**DATA SECTION**.
-- Begin --

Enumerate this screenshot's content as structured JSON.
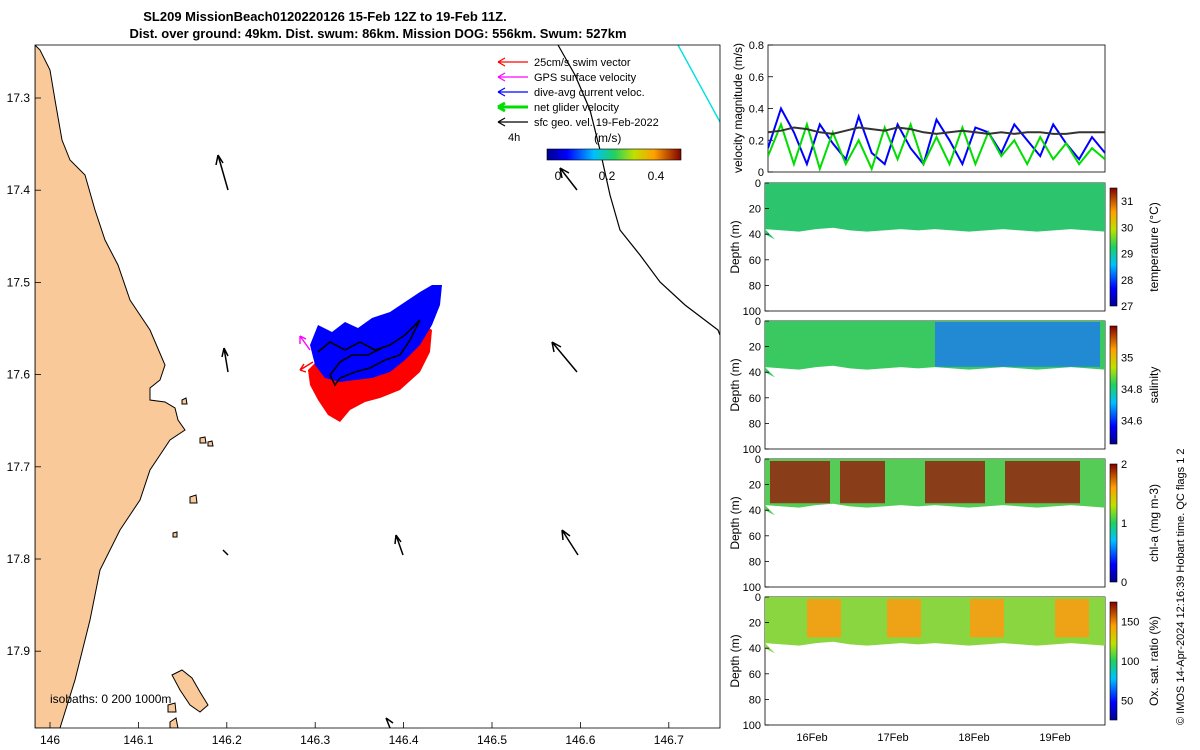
{
  "header": {
    "title_line1": "SL209 MissionBeach0120220126 15-Feb 12Z to 19-Feb 11Z.",
    "title_line2": "Dist. over ground: 49km. Dist. swum: 86km. Mission DOG: 556km. Swum: 527km"
  },
  "map": {
    "legend": [
      {
        "label": "25cm/s swim vector",
        "color": "#ff0000"
      },
      {
        "label": "GPS surface velocity",
        "color": "#ff00ff"
      },
      {
        "label": "dive-avg current veloc.",
        "color": "#0000ff"
      },
      {
        "label": "net glider velocity",
        "color": "#00dd00"
      },
      {
        "label": "sfc geo. vel. 19-Feb-2022",
        "color": "#000000"
      }
    ],
    "colorbar_label": "(m/s)",
    "colorbar_extra": "4h",
    "colorbar_ticks": [
      "0",
      "0.2",
      "0.4"
    ],
    "isobath_note": "isobaths: 0   200  1000m",
    "land_color": "#f9c999",
    "swim_color": "#ff0000",
    "current_color": "#0000ff",
    "track_color": "#000000",
    "xticks": [
      "146",
      "146.1",
      "146.2",
      "146.3",
      "146.4",
      "146.5",
      "146.6",
      "146.7"
    ],
    "yticks": [
      "17.3",
      "17.4",
      "17.5",
      "17.6",
      "17.7",
      "17.8",
      "17.9"
    ]
  },
  "side": {
    "time_ticks": [
      "16Feb",
      "17Feb",
      "18Feb",
      "19Feb"
    ],
    "depth_label": "Depth (m)",
    "depth_ticks": [
      "0",
      "20",
      "40",
      "60",
      "80",
      "100"
    ],
    "credit": "© IMOS 14-Apr-2024 12:16:39 Hobart time. QC flags 1  2"
  },
  "chart_data": [
    {
      "type": "line",
      "title": "",
      "xlabel": "",
      "ylabel": "velocity magnitude (m/s)",
      "ylim": [
        0,
        0.8
      ],
      "yticks": [
        "0",
        "0.2",
        "0.4",
        "0.6",
        "0.8"
      ],
      "series": [
        {
          "name": "dive-avg current veloc.",
          "color": "#0000ff",
          "values": [
            0.15,
            0.4,
            0.25,
            0.05,
            0.3,
            0.18,
            0.08,
            0.35,
            0.12,
            0.05,
            0.3,
            0.15,
            0.05,
            0.33,
            0.2,
            0.05,
            0.28,
            0.25,
            0.12,
            0.3,
            0.2,
            0.1,
            0.3,
            0.18,
            0.08,
            0.22,
            0.12
          ]
        },
        {
          "name": "net glider velocity",
          "color": "#00dd00",
          "values": [
            0.1,
            0.3,
            0.05,
            0.3,
            0.02,
            0.25,
            0.05,
            0.2,
            0.02,
            0.28,
            0.08,
            0.3,
            0.05,
            0.22,
            0.05,
            0.28,
            0.05,
            0.25,
            0.1,
            0.2,
            0.05,
            0.22,
            0.08,
            0.18,
            0.05,
            0.15,
            0.08
          ]
        },
        {
          "name": "sfc geo. vel.",
          "color": "#333333",
          "values": [
            0.25,
            0.26,
            0.28,
            0.27,
            0.25,
            0.24,
            0.26,
            0.28,
            0.27,
            0.26,
            0.28,
            0.27,
            0.25,
            0.24,
            0.25,
            0.26,
            0.25,
            0.24,
            0.25,
            0.24,
            0.25,
            0.25,
            0.24,
            0.24,
            0.25,
            0.25,
            0.25
          ]
        }
      ]
    },
    {
      "type": "heatmap",
      "ylabel": "Depth (m)",
      "clabel": "temperature (°C)",
      "clim": [
        27,
        31.5
      ],
      "cticks": [
        "27",
        "28",
        "29",
        "30",
        "31"
      ],
      "ylim": [
        0,
        100
      ]
    },
    {
      "type": "heatmap",
      "ylabel": "Depth (m)",
      "clabel": "salinity",
      "clim": [
        34.45,
        35.2
      ],
      "cticks": [
        "34.6",
        "34.8",
        "35"
      ],
      "ylim": [
        0,
        100
      ]
    },
    {
      "type": "heatmap",
      "ylabel": "Depth (m)",
      "clabel": "chl-a (mg m-3)",
      "clim": [
        0,
        2
      ],
      "cticks": [
        "0",
        "1",
        "2"
      ],
      "ylim": [
        0,
        100
      ]
    },
    {
      "type": "heatmap",
      "ylabel": "Depth (m)",
      "clabel": "Ox. sat. ratio (%)",
      "clim": [
        25,
        175
      ],
      "cticks": [
        "50",
        "100",
        "150"
      ],
      "ylim": [
        0,
        100
      ]
    }
  ]
}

-- End --

**SET EXERCISE**. Copy out the data above exactly, except the pictures.

**RESULT**.
Enumerate this screenshot's content as structured JSON.
{
  "header": {
    "title_line1": "SL209 MissionBeach0120220126 15-Feb 12Z to 19-Feb 11Z.",
    "title_line2": "Dist. over ground: 49km. Dist. swum: 86km. Mission DOG: 556km. Swum: 527km"
  },
  "map": {
    "legend": [
      {
        "label": "25cm/s swim vector",
        "color": "#ff0000"
      },
      {
        "label": "GPS surface velocity",
        "color": "#ff00ff"
      },
      {
        "label": "dive-avg current veloc.",
        "color": "#0000ff"
      },
      {
        "label": "net glider velocity",
        "color": "#00dd00"
      },
      {
        "label": "sfc geo. vel. 19-Feb-2022",
        "color": "#000000"
      }
    ],
    "colorbar_label": "(m/s)",
    "colorbar_extra": "4h",
    "colorbar_ticks": [
      "0",
      "0.2",
      "0.4"
    ],
    "isobath_note": "isobaths: 0   200  1000m",
    "land_color": "#f9c999",
    "swim_color": "#ff0000",
    "current_color": "#0000ff",
    "track_color": "#000000",
    "xticks": [
      "146",
      "146.1",
      "146.2",
      "146.3",
      "146.4",
      "146.5",
      "146.6",
      "146.7"
    ],
    "yticks": [
      "17.3",
      "17.4",
      "17.5",
      "17.6",
      "17.7",
      "17.8",
      "17.9"
    ]
  },
  "side": {
    "time_ticks": [
      "16Feb",
      "17Feb",
      "18Feb",
      "19Feb"
    ],
    "depth_label": "Depth (m)",
    "depth_ticks": [
      "0",
      "20",
      "40",
      "60",
      "80",
      "100"
    ],
    "credit": "© IMOS 14-Apr-2024 12:16:39 Hobart time. QC flags 1  2"
  },
  "chart_data": [
    {
      "type": "line",
      "title": "",
      "xlabel": "",
      "ylabel": "velocity magnitude (m/s)",
      "ylim": [
        0,
        0.8
      ],
      "yticks": [
        "0",
        "0.2",
        "0.4",
        "0.6",
        "0.8"
      ],
      "series": [
        {
          "name": "dive-avg current veloc.",
          "color": "#0000ff",
          "values": [
            0.15,
            0.4,
            0.25,
            0.05,
            0.3,
            0.18,
            0.08,
            0.35,
            0.12,
            0.05,
            0.3,
            0.15,
            0.05,
            0.33,
            0.2,
            0.05,
            0.28,
            0.25,
            0.12,
            0.3,
            0.2,
            0.1,
            0.3,
            0.18,
            0.08,
            0.22,
            0.12
          ]
        },
        {
          "name": "net glider velocity",
          "color": "#00dd00",
          "values": [
            0.1,
            0.3,
            0.05,
            0.3,
            0.02,
            0.25,
            0.05,
            0.2,
            0.02,
            0.28,
            0.08,
            0.3,
            0.05,
            0.22,
            0.05,
            0.28,
            0.05,
            0.25,
            0.1,
            0.2,
            0.05,
            0.22,
            0.08,
            0.18,
            0.05,
            0.15,
            0.08
          ]
        },
        {
          "name": "sfc geo. vel.",
          "color": "#333333",
          "values": [
            0.25,
            0.26,
            0.28,
            0.27,
            0.25,
            0.24,
            0.26,
            0.28,
            0.27,
            0.26,
            0.28,
            0.27,
            0.25,
            0.24,
            0.25,
            0.26,
            0.25,
            0.24,
            0.25,
            0.24,
            0.25,
            0.25,
            0.24,
            0.24,
            0.25,
            0.25,
            0.25
          ]
        }
      ]
    },
    {
      "type": "heatmap",
      "ylabel": "Depth (m)",
      "clabel": "temperature (°C)",
      "clim": [
        27,
        31.5
      ],
      "cticks": [
        "27",
        "28",
        "29",
        "30",
        "31"
      ],
      "ylim": [
        0,
        100
      ]
    },
    {
      "type": "heatmap",
      "ylabel": "Depth (m)",
      "clabel": "salinity",
      "clim": [
        34.45,
        35.2
      ],
      "cticks": [
        "34.6",
        "34.8",
        "35"
      ],
      "ylim": [
        0,
        100
      ]
    },
    {
      "type": "heatmap",
      "ylabel": "Depth (m)",
      "clabel": "chl-a (mg m-3)",
      "clim": [
        0,
        2
      ],
      "cticks": [
        "0",
        "1",
        "2"
      ],
      "ylim": [
        0,
        100
      ]
    },
    {
      "type": "heatmap",
      "ylabel": "Depth (m)",
      "clabel": "Ox. sat. ratio (%)",
      "clim": [
        25,
        175
      ],
      "cticks": [
        "50",
        "100",
        "150"
      ],
      "ylim": [
        0,
        100
      ]
    }
  ]
}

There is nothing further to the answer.